What you have to do:
Every record must be repeated exactly, with no omission.

---- Data rows

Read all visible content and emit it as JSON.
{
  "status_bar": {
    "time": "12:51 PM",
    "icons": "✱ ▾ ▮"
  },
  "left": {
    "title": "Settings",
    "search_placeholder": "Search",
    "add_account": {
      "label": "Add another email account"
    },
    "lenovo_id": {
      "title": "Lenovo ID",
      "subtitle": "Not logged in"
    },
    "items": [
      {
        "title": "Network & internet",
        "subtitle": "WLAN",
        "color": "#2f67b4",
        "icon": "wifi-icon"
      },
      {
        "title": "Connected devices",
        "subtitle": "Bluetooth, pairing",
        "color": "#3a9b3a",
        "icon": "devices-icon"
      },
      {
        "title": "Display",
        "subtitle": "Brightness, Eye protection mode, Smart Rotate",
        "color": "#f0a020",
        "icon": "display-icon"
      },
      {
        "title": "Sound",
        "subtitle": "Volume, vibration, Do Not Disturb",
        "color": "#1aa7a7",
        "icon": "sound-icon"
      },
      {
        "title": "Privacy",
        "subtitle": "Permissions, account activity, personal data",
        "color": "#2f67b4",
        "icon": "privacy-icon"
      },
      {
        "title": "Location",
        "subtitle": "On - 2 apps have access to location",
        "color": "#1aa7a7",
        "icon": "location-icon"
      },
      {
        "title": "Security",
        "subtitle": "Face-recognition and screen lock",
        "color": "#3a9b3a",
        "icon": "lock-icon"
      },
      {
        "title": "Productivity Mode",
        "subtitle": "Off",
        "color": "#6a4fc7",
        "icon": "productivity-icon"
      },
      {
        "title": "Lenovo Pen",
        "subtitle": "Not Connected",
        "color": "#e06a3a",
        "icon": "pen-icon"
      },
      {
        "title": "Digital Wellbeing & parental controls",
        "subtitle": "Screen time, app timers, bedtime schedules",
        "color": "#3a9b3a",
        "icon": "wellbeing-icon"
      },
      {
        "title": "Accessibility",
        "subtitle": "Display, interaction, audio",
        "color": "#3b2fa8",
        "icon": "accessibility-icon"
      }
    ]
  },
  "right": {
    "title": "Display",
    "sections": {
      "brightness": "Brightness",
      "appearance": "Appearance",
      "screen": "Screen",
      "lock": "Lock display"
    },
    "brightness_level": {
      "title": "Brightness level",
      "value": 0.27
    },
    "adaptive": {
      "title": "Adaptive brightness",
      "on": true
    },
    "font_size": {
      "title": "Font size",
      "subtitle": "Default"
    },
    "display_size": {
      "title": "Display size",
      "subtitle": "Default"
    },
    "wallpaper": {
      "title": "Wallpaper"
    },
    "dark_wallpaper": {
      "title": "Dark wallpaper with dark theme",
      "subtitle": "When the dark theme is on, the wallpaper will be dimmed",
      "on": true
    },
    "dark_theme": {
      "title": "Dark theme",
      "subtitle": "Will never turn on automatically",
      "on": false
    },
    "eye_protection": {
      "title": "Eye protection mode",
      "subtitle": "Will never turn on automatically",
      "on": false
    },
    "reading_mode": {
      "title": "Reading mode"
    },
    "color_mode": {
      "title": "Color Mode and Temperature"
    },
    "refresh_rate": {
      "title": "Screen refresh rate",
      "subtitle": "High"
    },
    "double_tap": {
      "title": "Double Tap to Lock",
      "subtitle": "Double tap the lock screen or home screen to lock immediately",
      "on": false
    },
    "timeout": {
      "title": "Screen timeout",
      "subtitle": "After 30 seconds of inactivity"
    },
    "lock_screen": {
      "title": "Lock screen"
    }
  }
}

--------

Exercise solution:
Read all visible content and emit it as JSON.
{
  "status_bar": {
    "time": "12:51 PM",
    "icons": "✱ ▾ ▮"
  },
  "left": {
    "title": "Settings",
    "search_placeholder": "Search",
    "add_account": {
      "label": "Add another email account"
    },
    "lenovo_id": {
      "title": "Lenovo ID",
      "subtitle": "Not logged in"
    },
    "items": [
      {
        "title": "Network & internet",
        "subtitle": "WLAN",
        "color": "#2f67b4",
        "icon": "wifi-icon"
      },
      {
        "title": "Connected devices",
        "subtitle": "Bluetooth, pairing",
        "color": "#3a9b3a",
        "icon": "devices-icon"
      },
      {
        "title": "Display",
        "subtitle": "Brightness, Eye protection mode, Smart Rotate",
        "color": "#f0a020",
        "icon": "display-icon"
      },
      {
        "title": "Sound",
        "subtitle": "Volume, vibration, Do Not Disturb",
        "color": "#1aa7a7",
        "icon": "sound-icon"
      },
      {
        "title": "Privacy",
        "subtitle": "Permissions, account activity, personal data",
        "color": "#2f67b4",
        "icon": "privacy-icon"
      },
      {
        "title": "Location",
        "subtitle": "On - 2 apps have access to location",
        "color": "#1aa7a7",
        "icon": "location-icon"
      },
      {
        "title": "Security",
        "subtitle": "Face-recognition and screen lock",
        "color": "#3a9b3a",
        "icon": "lock-icon"
      },
      {
        "title": "Productivity Mode",
        "subtitle": "Off",
        "color": "#6a4fc7",
        "icon": "productivity-icon"
      },
      {
        "title": "Lenovo Pen",
        "subtitle": "Not Connected",
        "color": "#e06a3a",
        "icon": "pen-icon"
      },
      {
        "title": "Digital Wellbeing & parental controls",
        "subtitle": "Screen time, app timers, bedtime schedules",
        "color": "#3a9b3a",
        "icon": "wellbeing-icon"
      },
      {
        "title": "Accessibility",
        "subtitle": "Display, interaction, audio",
        "color": "#3b2fa8",
        "icon": "accessibility-icon"
      }
    ]
  },
  "right": {
    "title": "Display",
    "sections": {
      "brightness": "Brightness",
      "appearance": "Appearance",
      "screen": "Screen",
      "lock": "Lock display"
    },
    "brightness_level": {
      "title": "Brightness level",
      "value": 0.27
    },
    "adaptive": {
      "title": "Adaptive brightness",
      "on": true
    },
    "font_size": {
      "title": "Font size",
      "subtitle": "Default"
    },
    "display_size": {
      "title": "Display size",
      "subtitle": "Default"
    },
    "wallpaper": {
      "title": "Wallpaper"
    },
    "dark_wallpaper": {
      "title": "Dark wallpaper with dark theme",
      "subtitle": "When the dark theme is on, the wallpaper will be dimmed",
      "on": true
    },
    "dark_theme": {
      "title": "Dark theme",
      "subtitle": "Will never turn on automatically",
      "on": false
    },
    "eye_protection": {
      "title": "Eye protection mode",
      "subtitle": "Will never turn on automatically",
      "on": false
    },
    "reading_mode": {
      "title": "Reading mode"
    },
    "color_mode": {
      "title": "Color Mode and Temperature"
    },
    "refresh_rate": {
      "title": "Screen refresh rate",
      "subtitle": "High"
    },
    "double_tap": {
      "title": "Double Tap to Lock",
      "subtitle": "Double tap the lock screen or home screen to lock immediately",
      "on": false
    },
    "timeout": {
      "title": "Screen timeout",
      "subtitle": "After 30 seconds of inactivity"
    },
    "lock_screen": {
      "title": "Lock screen"
    }
  }
}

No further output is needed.